● **What is asked**: State the number of lines in the material below that have "Meteorologicznych" in them, without any other text.

● **Provided material**:
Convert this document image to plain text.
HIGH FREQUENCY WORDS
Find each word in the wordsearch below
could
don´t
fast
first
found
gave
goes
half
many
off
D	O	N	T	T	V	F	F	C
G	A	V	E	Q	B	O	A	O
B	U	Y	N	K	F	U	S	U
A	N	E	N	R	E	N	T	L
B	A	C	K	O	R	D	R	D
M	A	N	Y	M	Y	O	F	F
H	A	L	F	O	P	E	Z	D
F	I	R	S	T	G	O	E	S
* * *
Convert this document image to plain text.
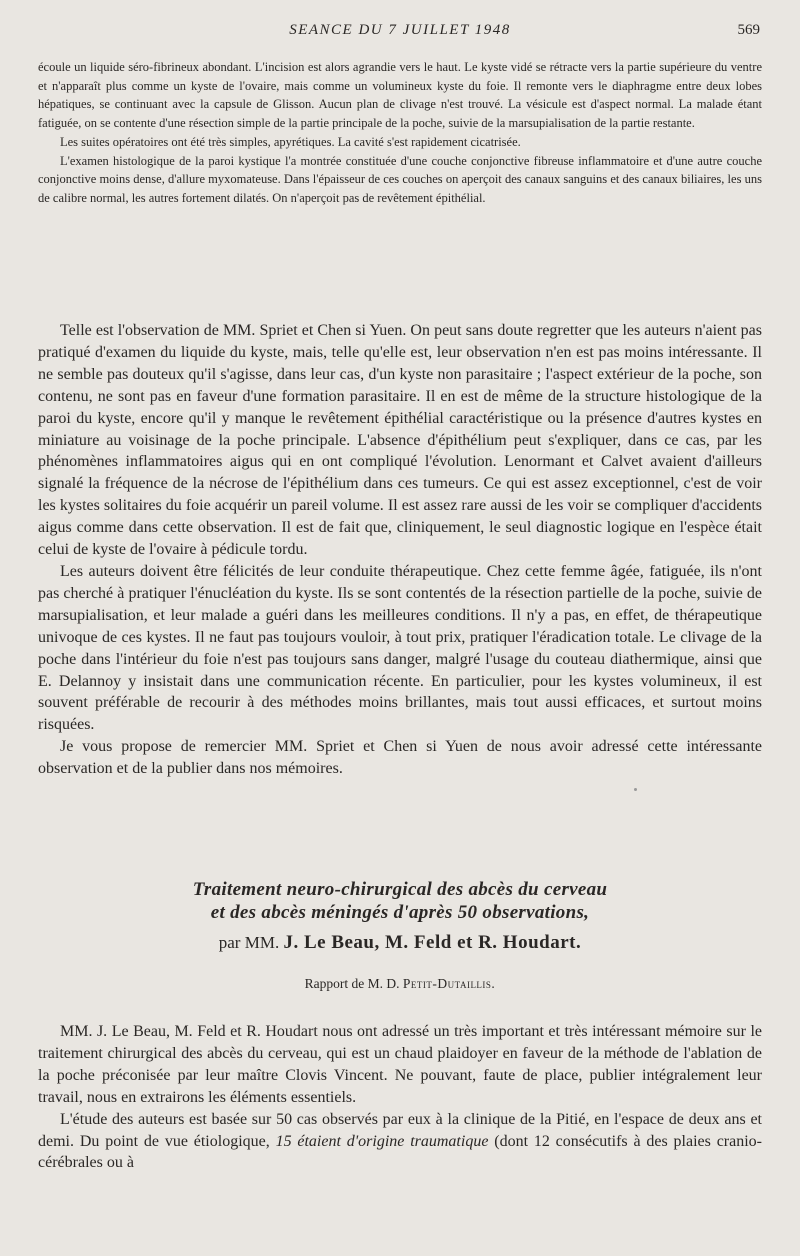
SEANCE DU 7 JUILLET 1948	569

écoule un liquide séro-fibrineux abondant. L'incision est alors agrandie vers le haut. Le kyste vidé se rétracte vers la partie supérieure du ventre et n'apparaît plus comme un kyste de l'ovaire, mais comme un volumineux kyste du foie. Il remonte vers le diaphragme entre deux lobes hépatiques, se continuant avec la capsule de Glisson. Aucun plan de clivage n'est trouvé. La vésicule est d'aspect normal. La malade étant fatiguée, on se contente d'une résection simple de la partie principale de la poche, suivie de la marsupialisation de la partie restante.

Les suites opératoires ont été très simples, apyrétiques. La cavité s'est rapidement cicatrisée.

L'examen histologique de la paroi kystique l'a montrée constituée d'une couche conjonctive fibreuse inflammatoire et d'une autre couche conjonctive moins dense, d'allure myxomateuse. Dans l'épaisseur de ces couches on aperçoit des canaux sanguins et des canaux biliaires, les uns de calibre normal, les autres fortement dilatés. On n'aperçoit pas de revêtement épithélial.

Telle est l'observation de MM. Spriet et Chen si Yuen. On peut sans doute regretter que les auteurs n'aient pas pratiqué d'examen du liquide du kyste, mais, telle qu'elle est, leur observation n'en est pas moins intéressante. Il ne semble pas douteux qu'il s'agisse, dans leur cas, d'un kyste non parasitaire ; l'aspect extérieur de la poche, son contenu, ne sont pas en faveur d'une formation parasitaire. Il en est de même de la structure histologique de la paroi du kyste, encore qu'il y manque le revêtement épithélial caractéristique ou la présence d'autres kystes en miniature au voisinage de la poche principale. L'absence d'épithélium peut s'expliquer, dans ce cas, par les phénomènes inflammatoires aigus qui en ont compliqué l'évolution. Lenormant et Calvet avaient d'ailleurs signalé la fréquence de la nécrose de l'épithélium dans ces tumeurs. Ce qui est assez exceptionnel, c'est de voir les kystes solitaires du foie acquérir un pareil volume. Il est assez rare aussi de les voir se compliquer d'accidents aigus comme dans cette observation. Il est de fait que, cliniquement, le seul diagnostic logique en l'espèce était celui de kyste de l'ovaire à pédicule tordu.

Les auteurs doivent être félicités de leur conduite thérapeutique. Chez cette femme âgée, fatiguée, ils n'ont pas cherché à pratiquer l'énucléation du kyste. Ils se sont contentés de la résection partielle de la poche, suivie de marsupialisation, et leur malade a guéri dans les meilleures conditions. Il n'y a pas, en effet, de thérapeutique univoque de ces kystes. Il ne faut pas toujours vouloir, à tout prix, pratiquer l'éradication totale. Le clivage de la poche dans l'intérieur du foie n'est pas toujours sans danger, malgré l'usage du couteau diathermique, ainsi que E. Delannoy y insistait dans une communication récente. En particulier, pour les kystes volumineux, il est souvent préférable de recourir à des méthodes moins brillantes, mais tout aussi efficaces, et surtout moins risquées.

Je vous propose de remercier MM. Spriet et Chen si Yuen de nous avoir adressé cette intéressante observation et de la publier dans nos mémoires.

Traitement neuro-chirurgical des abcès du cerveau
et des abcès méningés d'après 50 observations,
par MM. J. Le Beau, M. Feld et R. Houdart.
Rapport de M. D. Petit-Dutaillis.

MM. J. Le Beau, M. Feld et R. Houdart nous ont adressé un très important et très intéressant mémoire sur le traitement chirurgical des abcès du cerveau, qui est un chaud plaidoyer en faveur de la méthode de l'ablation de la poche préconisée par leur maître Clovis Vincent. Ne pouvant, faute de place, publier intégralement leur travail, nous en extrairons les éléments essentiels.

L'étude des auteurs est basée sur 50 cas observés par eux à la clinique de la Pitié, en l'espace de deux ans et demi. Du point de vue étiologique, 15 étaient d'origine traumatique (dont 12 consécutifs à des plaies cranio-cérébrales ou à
...
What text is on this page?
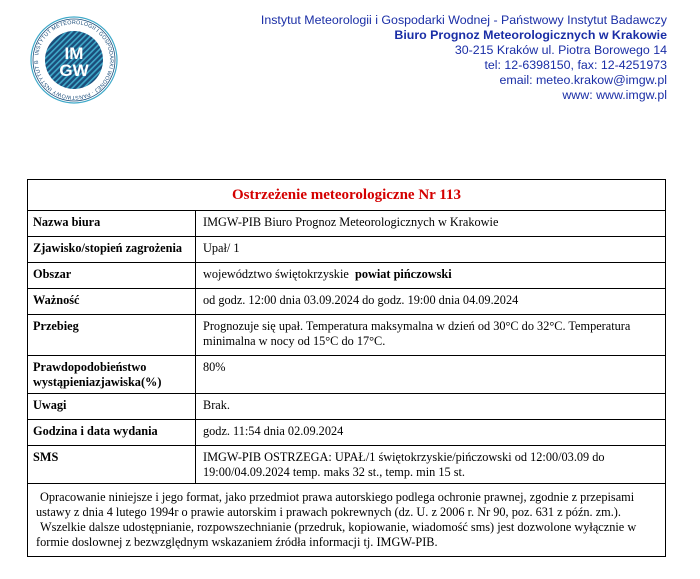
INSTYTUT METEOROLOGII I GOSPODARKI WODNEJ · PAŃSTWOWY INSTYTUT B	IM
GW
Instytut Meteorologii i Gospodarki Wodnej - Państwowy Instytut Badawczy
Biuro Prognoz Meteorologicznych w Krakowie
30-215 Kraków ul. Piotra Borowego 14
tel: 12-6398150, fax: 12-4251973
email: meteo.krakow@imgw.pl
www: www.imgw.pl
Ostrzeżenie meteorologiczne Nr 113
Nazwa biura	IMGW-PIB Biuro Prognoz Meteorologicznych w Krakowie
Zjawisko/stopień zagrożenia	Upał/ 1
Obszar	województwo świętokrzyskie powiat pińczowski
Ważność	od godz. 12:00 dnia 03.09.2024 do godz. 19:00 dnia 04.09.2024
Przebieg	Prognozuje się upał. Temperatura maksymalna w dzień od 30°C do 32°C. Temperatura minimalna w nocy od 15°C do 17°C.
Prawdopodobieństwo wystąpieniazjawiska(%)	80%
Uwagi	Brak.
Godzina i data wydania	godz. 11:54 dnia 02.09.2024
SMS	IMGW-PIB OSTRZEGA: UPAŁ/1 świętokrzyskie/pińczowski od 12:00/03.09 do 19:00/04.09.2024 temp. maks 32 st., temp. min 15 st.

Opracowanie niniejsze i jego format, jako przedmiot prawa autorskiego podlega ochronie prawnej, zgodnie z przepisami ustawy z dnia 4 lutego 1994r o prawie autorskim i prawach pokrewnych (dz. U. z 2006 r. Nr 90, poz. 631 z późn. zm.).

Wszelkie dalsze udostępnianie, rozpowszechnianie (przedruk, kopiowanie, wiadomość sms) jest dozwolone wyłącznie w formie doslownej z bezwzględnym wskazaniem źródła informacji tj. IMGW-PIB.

● **The reply**: 2